• _EXERCISE PROMPT_
Scan the data below for the string "glands". Copy every line where it appears.

• _INPUT_
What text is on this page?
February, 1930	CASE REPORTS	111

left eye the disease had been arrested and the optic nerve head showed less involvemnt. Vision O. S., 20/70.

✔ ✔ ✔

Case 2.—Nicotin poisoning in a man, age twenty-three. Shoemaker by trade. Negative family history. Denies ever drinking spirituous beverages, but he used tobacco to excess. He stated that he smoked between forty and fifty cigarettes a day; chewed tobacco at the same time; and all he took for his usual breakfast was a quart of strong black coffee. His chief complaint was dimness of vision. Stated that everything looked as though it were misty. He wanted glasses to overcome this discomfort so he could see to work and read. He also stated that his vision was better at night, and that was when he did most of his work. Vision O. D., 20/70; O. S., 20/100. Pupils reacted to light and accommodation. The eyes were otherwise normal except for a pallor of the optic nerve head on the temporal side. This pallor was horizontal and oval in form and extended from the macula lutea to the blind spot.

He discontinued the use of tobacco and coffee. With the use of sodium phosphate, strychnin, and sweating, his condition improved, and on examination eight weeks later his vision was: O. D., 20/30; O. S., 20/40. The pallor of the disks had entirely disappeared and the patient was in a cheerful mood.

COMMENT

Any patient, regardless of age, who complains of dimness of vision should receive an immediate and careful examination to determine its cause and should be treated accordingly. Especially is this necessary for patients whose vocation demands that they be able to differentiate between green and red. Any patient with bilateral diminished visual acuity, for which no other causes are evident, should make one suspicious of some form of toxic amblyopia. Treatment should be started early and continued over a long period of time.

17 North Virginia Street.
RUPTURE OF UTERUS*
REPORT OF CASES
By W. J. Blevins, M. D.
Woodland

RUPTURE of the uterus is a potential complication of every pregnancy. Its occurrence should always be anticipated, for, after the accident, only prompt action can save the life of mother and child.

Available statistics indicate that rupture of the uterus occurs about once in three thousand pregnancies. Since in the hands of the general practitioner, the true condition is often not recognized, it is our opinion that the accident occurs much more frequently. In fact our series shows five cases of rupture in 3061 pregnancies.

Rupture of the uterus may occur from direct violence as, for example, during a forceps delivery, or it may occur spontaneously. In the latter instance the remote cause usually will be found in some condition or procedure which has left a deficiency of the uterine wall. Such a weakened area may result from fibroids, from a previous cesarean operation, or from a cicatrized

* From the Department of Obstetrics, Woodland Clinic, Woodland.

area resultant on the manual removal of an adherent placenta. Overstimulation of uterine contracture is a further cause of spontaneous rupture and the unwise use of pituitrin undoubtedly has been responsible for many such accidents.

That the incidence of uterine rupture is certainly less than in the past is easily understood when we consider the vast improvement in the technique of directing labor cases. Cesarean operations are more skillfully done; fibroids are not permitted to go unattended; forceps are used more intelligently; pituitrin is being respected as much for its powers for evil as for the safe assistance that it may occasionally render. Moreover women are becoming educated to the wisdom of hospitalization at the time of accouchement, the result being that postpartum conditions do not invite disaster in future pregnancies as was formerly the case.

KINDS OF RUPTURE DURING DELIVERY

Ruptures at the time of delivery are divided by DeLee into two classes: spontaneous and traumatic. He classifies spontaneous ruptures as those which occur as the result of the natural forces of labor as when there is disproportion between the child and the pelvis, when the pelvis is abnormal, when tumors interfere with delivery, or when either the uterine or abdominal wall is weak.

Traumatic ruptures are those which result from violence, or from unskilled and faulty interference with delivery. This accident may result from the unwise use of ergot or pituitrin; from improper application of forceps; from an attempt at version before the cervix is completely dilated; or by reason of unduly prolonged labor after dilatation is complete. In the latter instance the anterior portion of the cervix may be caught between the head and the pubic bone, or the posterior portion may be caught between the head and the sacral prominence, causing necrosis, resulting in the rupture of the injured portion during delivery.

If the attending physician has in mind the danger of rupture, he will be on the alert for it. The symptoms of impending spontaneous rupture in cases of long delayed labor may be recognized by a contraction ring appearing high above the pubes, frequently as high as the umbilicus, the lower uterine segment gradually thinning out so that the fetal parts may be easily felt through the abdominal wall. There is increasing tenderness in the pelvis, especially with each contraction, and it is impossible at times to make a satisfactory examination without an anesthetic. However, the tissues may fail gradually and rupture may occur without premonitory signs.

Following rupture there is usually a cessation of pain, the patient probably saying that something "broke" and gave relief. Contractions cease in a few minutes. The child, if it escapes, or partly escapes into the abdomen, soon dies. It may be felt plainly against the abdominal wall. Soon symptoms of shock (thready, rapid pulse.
==
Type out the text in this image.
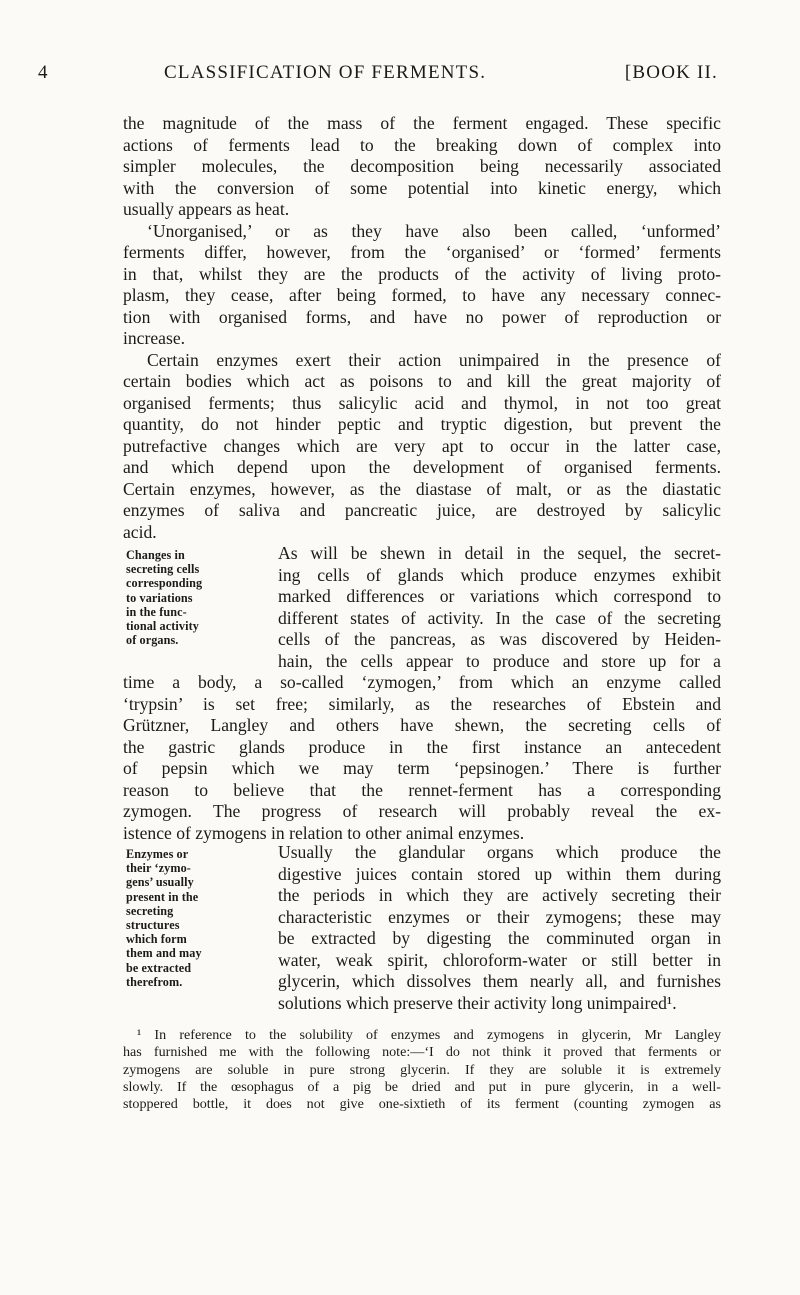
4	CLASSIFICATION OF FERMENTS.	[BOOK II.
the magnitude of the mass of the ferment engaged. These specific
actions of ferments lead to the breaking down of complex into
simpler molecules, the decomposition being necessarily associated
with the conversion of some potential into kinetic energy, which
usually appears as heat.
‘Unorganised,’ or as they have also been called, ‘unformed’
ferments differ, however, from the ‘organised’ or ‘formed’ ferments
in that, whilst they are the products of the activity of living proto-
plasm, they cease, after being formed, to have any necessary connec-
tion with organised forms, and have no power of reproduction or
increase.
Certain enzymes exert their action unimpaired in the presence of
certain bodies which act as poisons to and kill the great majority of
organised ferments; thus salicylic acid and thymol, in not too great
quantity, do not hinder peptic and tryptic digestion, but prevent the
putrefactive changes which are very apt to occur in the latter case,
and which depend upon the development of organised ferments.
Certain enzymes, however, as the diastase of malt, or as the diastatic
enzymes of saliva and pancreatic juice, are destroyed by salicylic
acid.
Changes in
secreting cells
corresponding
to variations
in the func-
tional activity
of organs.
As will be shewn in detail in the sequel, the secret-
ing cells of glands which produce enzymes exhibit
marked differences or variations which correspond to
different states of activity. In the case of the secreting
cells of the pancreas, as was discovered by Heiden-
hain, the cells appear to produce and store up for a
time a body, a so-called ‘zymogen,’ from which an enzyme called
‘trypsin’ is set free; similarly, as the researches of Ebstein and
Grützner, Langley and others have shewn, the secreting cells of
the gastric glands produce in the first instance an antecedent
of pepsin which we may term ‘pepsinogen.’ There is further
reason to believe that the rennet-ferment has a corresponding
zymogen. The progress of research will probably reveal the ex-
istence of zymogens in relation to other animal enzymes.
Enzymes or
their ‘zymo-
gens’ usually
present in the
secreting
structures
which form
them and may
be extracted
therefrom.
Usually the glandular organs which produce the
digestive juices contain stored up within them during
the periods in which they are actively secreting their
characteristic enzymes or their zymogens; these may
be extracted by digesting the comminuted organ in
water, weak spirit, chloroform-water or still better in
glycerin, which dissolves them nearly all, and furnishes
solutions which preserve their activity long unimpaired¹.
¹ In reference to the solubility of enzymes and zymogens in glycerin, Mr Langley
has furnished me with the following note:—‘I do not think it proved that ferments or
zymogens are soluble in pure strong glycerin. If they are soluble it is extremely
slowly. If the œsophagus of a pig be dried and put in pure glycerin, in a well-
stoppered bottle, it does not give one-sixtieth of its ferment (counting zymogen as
...
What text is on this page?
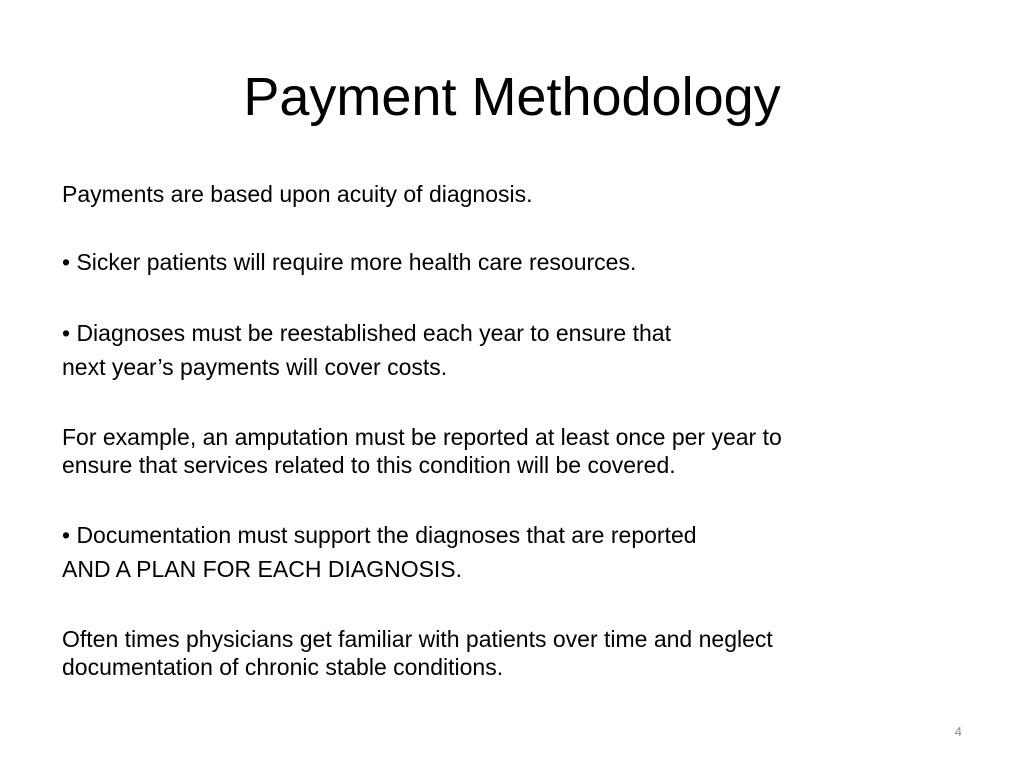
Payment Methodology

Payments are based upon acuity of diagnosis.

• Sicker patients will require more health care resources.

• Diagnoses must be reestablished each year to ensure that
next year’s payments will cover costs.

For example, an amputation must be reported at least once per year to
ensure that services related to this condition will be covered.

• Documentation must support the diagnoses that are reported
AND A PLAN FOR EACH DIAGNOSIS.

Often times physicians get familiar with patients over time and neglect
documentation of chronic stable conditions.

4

• _ANSWER BOX_
ing cells of glands which produce enzymes exhibit
the gastric glands produce in the first instance an antecedent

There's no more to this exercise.